[Chart and figure data]
----

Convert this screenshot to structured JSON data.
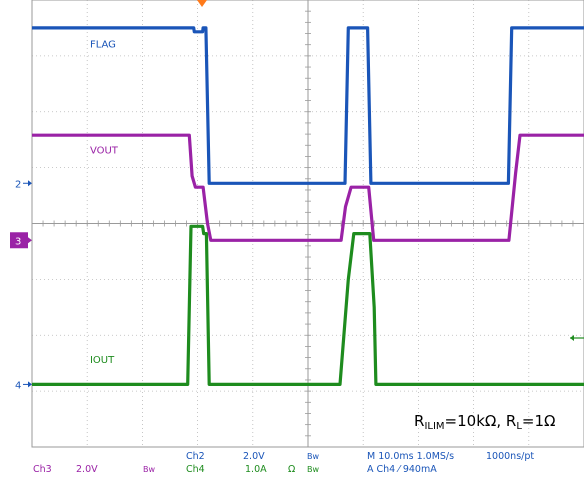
{
  "chart_data": {
    "type": "line",
    "x_range": [
      0,
      100
    ],
    "grid": true,
    "x_divisions": 10,
    "y_divisions": 8,
    "y_range": [
      0,
      8
    ],
    "trigger_marker": {
      "x": 30.8,
      "color": "#ff7a1a"
    },
    "series": [
      {
        "name": "FLAG",
        "color": "#1a55b8",
        "label_pos": {
          "x": 10.5,
          "y": 7.15
        },
        "points": [
          [
            0,
            7.5
          ],
          [
            29.3,
            7.5
          ],
          [
            29.4,
            7.43
          ],
          [
            30.9,
            7.43
          ],
          [
            31.0,
            7.5
          ],
          [
            31.5,
            7.5
          ],
          [
            32.1,
            4.72
          ],
          [
            56.7,
            4.72
          ],
          [
            57.3,
            7.5
          ],
          [
            60.8,
            7.5
          ],
          [
            61.4,
            4.72
          ],
          [
            86.3,
            4.72
          ],
          [
            86.9,
            7.5
          ],
          [
            100,
            7.5
          ]
        ]
      },
      {
        "name": "VOUT",
        "color": "#9a22a6",
        "label_pos": {
          "x": 10.5,
          "y": 5.25
        },
        "points": [
          [
            0,
            5.58
          ],
          [
            28.0,
            5.58
          ],
          [
            28.5,
            5.58
          ],
          [
            29.0,
            4.85
          ],
          [
            29.6,
            4.65
          ],
          [
            31.0,
            4.65
          ],
          [
            31.8,
            4.0
          ],
          [
            32.4,
            3.7
          ],
          [
            56.0,
            3.7
          ],
          [
            56.8,
            4.3
          ],
          [
            57.8,
            4.65
          ],
          [
            61.0,
            4.65
          ],
          [
            61.9,
            3.7
          ],
          [
            86.4,
            3.7
          ],
          [
            87.6,
            4.9
          ],
          [
            88.4,
            5.58
          ],
          [
            100,
            5.58
          ]
        ]
      },
      {
        "name": "IOUT",
        "color": "#1e8c1e",
        "label_pos": {
          "x": 10.5,
          "y": 1.5
        },
        "points": [
          [
            0,
            1.12
          ],
          [
            28.2,
            1.12
          ],
          [
            28.8,
            3.95
          ],
          [
            30.9,
            3.95
          ],
          [
            31.1,
            3.82
          ],
          [
            31.6,
            3.82
          ],
          [
            32.1,
            1.12
          ],
          [
            55.8,
            1.12
          ],
          [
            57.3,
            3.0
          ],
          [
            58.3,
            3.82
          ],
          [
            61.2,
            3.82
          ],
          [
            62.0,
            2.5
          ],
          [
            62.3,
            1.12
          ],
          [
            100,
            1.12
          ]
        ]
      }
    ],
    "channel_markers": [
      {
        "label": "2",
        "y": 4.72,
        "style": "plain"
      },
      {
        "label": "3",
        "y": 3.7,
        "style": "box"
      },
      {
        "label": "4",
        "y": 1.12,
        "style": "plain"
      }
    ],
    "annotation": {
      "text_main_1": "R",
      "text_sub_1": "ILIM",
      "text_main_2": "=10kΩ, R",
      "text_sub_2": "L",
      "text_main_3": "=1Ω"
    },
    "footer": {
      "ch3_name": "Ch3",
      "ch3_scale": "2.0V",
      "ch3_bw": "Bw",
      "ch2_name": "Ch2",
      "ch2_scale": "2.0V",
      "ch2_bw": "Bw",
      "ch4_name": "Ch4",
      "ch4_scale": "1.0A",
      "ch4_ohm": "Ω",
      "ch4_bw": "Bw",
      "timebase": "M 10.0ms 1.0MS/s",
      "record": "1000ns/pt",
      "trigger": "A  Ch4  ⁄  940mA"
    }
  }
}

----

> **What is expected**:
Search the entries for the string "color" and collect each line that has it.

> **Answer for the task**:
      "color": "#ff7a1a"
        "color": "#1a55b8",
        "color": "#9a22a6",
        "color": "#1e8c1e",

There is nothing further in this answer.